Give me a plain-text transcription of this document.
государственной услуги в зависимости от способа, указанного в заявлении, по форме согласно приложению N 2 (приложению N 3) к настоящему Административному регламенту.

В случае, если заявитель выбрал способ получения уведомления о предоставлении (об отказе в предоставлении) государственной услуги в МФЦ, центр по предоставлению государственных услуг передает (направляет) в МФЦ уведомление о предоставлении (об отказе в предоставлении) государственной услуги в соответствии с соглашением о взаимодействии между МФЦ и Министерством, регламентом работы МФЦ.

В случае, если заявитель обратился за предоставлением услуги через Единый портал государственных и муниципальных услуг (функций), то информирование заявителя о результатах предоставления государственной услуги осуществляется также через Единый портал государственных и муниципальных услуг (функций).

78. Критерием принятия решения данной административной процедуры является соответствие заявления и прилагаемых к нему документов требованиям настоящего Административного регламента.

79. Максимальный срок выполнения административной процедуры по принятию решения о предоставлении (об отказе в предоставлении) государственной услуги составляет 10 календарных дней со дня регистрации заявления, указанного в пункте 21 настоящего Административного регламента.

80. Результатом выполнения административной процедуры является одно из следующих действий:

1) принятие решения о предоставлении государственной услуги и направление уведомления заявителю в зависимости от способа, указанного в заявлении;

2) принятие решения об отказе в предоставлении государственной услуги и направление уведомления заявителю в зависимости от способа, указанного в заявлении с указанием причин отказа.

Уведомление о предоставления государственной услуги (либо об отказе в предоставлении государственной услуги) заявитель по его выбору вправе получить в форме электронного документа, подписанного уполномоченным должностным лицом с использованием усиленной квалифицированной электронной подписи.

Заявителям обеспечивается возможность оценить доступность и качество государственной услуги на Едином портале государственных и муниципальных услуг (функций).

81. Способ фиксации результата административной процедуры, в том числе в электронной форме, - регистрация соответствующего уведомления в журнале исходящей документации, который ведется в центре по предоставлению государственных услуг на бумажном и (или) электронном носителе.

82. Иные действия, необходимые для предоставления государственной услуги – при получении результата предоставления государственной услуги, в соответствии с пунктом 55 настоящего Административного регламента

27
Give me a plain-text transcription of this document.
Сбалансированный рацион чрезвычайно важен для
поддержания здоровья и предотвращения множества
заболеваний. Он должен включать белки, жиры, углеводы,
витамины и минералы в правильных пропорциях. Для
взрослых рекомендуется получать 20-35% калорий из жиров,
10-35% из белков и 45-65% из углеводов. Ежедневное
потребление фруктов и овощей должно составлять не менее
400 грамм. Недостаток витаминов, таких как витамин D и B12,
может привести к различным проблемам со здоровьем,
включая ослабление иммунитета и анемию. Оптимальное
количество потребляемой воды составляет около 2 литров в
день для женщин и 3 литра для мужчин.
━━━━━━━━━━
_Work to do_
Find the lines containing "выполнения" and list every one of them.

_Complete response_
79. Максимальный срок выполнения административной процедуры по принятию решения о предоставлении (об отказе в предоставлении) государственной услуги составляет 10 календарных дней со дня регистрации заявления, указанного в пункте 21 настоящего Административного регламента.
80. Результатом выполнения административной процедуры является одно из следующих действий:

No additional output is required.